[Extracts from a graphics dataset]
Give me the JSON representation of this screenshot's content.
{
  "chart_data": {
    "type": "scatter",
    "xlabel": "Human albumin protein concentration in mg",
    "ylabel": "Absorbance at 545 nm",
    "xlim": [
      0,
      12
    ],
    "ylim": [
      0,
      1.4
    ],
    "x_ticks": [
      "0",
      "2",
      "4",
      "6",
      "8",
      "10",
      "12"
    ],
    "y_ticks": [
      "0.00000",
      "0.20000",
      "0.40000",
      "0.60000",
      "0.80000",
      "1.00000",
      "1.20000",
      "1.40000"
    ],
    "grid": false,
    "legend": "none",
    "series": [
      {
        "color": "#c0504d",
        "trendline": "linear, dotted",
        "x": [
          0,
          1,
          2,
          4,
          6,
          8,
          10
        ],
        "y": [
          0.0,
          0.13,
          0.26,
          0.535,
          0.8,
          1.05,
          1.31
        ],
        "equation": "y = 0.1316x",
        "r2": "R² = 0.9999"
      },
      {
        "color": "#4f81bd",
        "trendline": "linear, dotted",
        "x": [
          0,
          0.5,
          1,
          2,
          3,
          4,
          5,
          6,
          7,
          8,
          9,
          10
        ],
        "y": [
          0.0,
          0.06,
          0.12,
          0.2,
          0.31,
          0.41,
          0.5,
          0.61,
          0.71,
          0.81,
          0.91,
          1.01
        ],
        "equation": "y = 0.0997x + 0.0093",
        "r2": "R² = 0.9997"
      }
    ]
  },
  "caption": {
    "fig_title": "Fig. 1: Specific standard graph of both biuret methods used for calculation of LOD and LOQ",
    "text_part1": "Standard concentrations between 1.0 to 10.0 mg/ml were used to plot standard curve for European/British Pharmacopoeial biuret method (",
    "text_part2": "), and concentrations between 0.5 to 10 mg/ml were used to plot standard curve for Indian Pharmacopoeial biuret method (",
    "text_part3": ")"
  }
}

#### [Description of the task]
Look at the entries above. Then set all of them down again exactly.

#### [The completed task]
Give me the JSON representation of this screenshot's content.
{
  "chart_data": {
    "type": "scatter",
    "xlabel": "Human albumin protein concentration in mg",
    "ylabel": "Absorbance at 545 nm",
    "xlim": [
      0,
      12
    ],
    "ylim": [
      0,
      1.4
    ],
    "x_ticks": [
      "0",
      "2",
      "4",
      "6",
      "8",
      "10",
      "12"
    ],
    "y_ticks": [
      "0.00000",
      "0.20000",
      "0.40000",
      "0.60000",
      "0.80000",
      "1.00000",
      "1.20000",
      "1.40000"
    ],
    "grid": false,
    "legend": "none",
    "series": [
      {
        "color": "#c0504d",
        "trendline": "linear, dotted",
        "x": [
          0,
          1,
          2,
          4,
          6,
          8,
          10
        ],
        "y": [
          0.0,
          0.13,
          0.26,
          0.535,
          0.8,
          1.05,
          1.31
        ],
        "equation": "y = 0.1316x",
        "r2": "R² = 0.9999"
      },
      {
        "color": "#4f81bd",
        "trendline": "linear, dotted",
        "x": [
          0,
          0.5,
          1,
          2,
          3,
          4,
          5,
          6,
          7,
          8,
          9,
          10
        ],
        "y": [
          0.0,
          0.06,
          0.12,
          0.2,
          0.31,
          0.41,
          0.5,
          0.61,
          0.71,
          0.81,
          0.91,
          1.01
        ],
        "equation": "y = 0.0997x + 0.0093",
        "r2": "R² = 0.9997"
      }
    ]
  },
  "caption": {
    "fig_title": "Fig. 1: Specific standard graph of both biuret methods used for calculation of LOD and LOQ",
    "text_part1": "Standard concentrations between 1.0 to 10.0 mg/ml were used to plot standard curve for European/British Pharmacopoeial biuret method (",
    "text_part2": "), and concentrations between 0.5 to 10 mg/ml were used to plot standard curve for Indian Pharmacopoeial biuret method (",
    "text_part3": ")"
  }
}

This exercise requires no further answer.